Instructions to follow:
Print the data exactly as it is given, please.

Data listing:
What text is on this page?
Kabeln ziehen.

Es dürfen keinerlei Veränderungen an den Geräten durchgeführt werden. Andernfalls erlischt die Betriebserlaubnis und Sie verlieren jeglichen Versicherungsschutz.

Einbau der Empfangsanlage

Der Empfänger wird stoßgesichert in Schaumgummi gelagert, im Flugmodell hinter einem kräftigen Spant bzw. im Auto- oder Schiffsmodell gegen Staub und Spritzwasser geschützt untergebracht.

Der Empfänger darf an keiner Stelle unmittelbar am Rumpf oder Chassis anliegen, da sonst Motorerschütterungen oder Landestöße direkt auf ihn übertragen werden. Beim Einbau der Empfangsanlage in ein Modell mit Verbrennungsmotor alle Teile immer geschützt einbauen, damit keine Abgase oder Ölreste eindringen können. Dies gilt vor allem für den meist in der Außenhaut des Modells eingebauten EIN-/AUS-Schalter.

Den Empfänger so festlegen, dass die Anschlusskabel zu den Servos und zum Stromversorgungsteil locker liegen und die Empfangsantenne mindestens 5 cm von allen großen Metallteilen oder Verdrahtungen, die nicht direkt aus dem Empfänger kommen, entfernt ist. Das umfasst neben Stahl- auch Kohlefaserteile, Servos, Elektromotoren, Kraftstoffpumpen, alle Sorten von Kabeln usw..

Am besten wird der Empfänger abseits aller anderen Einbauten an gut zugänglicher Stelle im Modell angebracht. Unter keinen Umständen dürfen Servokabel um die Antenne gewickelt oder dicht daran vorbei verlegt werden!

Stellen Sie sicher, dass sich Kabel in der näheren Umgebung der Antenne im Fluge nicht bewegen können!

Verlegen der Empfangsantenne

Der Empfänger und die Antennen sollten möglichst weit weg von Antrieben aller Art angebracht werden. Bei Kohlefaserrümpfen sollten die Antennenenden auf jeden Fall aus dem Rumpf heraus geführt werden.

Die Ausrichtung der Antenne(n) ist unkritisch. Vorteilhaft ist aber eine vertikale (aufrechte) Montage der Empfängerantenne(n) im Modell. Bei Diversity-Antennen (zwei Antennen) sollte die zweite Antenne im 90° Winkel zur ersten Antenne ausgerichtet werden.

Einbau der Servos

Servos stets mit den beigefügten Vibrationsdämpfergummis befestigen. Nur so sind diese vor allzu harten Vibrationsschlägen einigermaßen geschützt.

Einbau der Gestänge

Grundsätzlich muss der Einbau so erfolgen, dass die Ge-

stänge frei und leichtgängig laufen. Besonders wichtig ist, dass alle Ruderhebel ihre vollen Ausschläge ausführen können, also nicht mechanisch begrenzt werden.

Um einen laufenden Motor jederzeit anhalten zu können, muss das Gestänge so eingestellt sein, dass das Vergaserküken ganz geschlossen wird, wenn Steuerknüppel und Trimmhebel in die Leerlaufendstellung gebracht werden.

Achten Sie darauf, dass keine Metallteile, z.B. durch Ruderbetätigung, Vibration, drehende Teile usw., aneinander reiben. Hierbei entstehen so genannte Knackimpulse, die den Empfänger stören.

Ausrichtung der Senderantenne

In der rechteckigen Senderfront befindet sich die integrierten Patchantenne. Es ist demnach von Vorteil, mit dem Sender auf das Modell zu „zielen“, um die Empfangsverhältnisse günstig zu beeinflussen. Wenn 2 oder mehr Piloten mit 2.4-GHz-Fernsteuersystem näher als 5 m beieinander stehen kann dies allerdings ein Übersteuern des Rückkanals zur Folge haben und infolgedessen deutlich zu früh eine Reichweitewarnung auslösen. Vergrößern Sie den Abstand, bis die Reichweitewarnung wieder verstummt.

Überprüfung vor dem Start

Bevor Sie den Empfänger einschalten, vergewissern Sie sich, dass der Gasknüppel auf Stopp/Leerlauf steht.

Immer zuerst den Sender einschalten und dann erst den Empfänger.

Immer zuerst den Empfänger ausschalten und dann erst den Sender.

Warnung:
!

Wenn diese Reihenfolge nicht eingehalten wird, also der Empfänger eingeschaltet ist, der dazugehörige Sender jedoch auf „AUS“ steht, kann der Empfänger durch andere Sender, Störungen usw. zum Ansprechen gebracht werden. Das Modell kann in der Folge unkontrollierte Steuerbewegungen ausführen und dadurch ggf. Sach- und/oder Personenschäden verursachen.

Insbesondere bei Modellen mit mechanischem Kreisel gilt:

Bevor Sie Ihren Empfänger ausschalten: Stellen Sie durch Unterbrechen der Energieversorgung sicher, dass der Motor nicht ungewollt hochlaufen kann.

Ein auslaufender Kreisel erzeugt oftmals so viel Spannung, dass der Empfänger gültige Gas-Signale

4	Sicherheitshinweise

Correct answer:
What text is on this page?
Kabeln ziehen.

Es dürfen keinerlei Veränderungen an den Geräten durchgeführt werden. Andernfalls erlischt die Betriebserlaubnis und Sie verlieren jeglichen Versicherungsschutz.

Einbau der Empfangsanlage

Der Empfänger wird stoßgesichert in Schaumgummi gelagert, im Flugmodell hinter einem kräftigen Spant bzw. im Auto- oder Schiffsmodell gegen Staub und Spritzwasser geschützt untergebracht.

Der Empfänger darf an keiner Stelle unmittelbar am Rumpf oder Chassis anliegen, da sonst Motorerschütterungen oder Landestöße direkt auf ihn übertragen werden. Beim Einbau der Empfangsanlage in ein Modell mit Verbrennungsmotor alle Teile immer geschützt einbauen, damit keine Abgase oder Ölreste eindringen können. Dies gilt vor allem für den meist in der Außenhaut des Modells eingebauten EIN-/AUS-Schalter.

Den Empfänger so festlegen, dass die Anschlusskabel zu den Servos und zum Stromversorgungsteil locker liegen und die Empfangsantenne mindestens 5 cm von allen großen Metallteilen oder Verdrahtungen, die nicht direkt aus dem Empfänger kommen, entfernt ist. Das umfasst neben Stahl- auch Kohlefaserteile, Servos, Elektromotoren, Kraftstoffpumpen, alle Sorten von Kabeln usw..

Am besten wird der Empfänger abseits aller anderen Einbauten an gut zugänglicher Stelle im Modell angebracht. Unter keinen Umständen dürfen Servokabel um die Antenne gewickelt oder dicht daran vorbei verlegt werden!

Stellen Sie sicher, dass sich Kabel in der näheren Umgebung der Antenne im Fluge nicht bewegen können!

Verlegen der Empfangsantenne

Der Empfänger und die Antennen sollten möglichst weit weg von Antrieben aller Art angebracht werden. Bei Kohlefaserrümpfen sollten die Antennenenden auf jeden Fall aus dem Rumpf heraus geführt werden.

Die Ausrichtung der Antenne(n) ist unkritisch. Vorteilhaft ist aber eine vertikale (aufrechte) Montage der Empfängerantenne(n) im Modell. Bei Diversity-Antennen (zwei Antennen) sollte die zweite Antenne im 90° Winkel zur ersten Antenne ausgerichtet werden.

Einbau der Servos

Servos stets mit den beigefügten Vibrationsdämpfergummis befestigen. Nur so sind diese vor allzu harten Vibrationsschlägen einigermaßen geschützt.

Einbau der Gestänge

Grundsätzlich muss der Einbau so erfolgen, dass die Ge-

stänge frei und leichtgängig laufen. Besonders wichtig ist, dass alle Ruderhebel ihre vollen Ausschläge ausführen können, also nicht mechanisch begrenzt werden.

Um einen laufenden Motor jederzeit anhalten zu können, muss das Gestänge so eingestellt sein, dass das Vergaserküken ganz geschlossen wird, wenn Steuerknüppel und Trimmhebel in die Leerlaufendstellung gebracht werden.

Achten Sie darauf, dass keine Metallteile, z.B. durch Ruderbetätigung, Vibration, drehende Teile usw., aneinander reiben. Hierbei entstehen so genannte Knackimpulse, die den Empfänger stören.

Ausrichtung der Senderantenne

In der rechteckigen Senderfront befindet sich die integrierten Patchantenne. Es ist demnach von Vorteil, mit dem Sender auf das Modell zu „zielen“, um die Empfangsverhältnisse günstig zu beeinflussen. Wenn 2 oder mehr Piloten mit 2.4-GHz-Fernsteuersystem näher als 5 m beieinander stehen kann dies allerdings ein Übersteuern des Rückkanals zur Folge haben und infolgedessen deutlich zu früh eine Reichweitewarnung auslösen. Vergrößern Sie den Abstand, bis die Reichweitewarnung wieder verstummt.

Überprüfung vor dem Start

Bevor Sie den Empfänger einschalten, vergewissern Sie sich, dass der Gasknüppel auf Stopp/Leerlauf steht.

Immer zuerst den Sender einschalten und dann erst den Empfänger.

Immer zuerst den Empfänger ausschalten und dann erst den Sender.

Warnung:
!

Wenn diese Reihenfolge nicht eingehalten wird, also der Empfänger eingeschaltet ist, der dazugehörige Sender jedoch auf „AUS“ steht, kann der Empfänger durch andere Sender, Störungen usw. zum Ansprechen gebracht werden. Das Modell kann in der Folge unkontrollierte Steuerbewegungen ausführen und dadurch ggf. Sach- und/oder Personenschäden verursachen.

Insbesondere bei Modellen mit mechanischem Kreisel gilt:

Bevor Sie Ihren Empfänger ausschalten: Stellen Sie durch Unterbrechen der Energieversorgung sicher, dass der Motor nicht ungewollt hochlaufen kann.

Ein auslaufender Kreisel erzeugt oftmals so viel Spannung, dass der Empfänger gültige Gas-Signale

4	Sicherheitshinweise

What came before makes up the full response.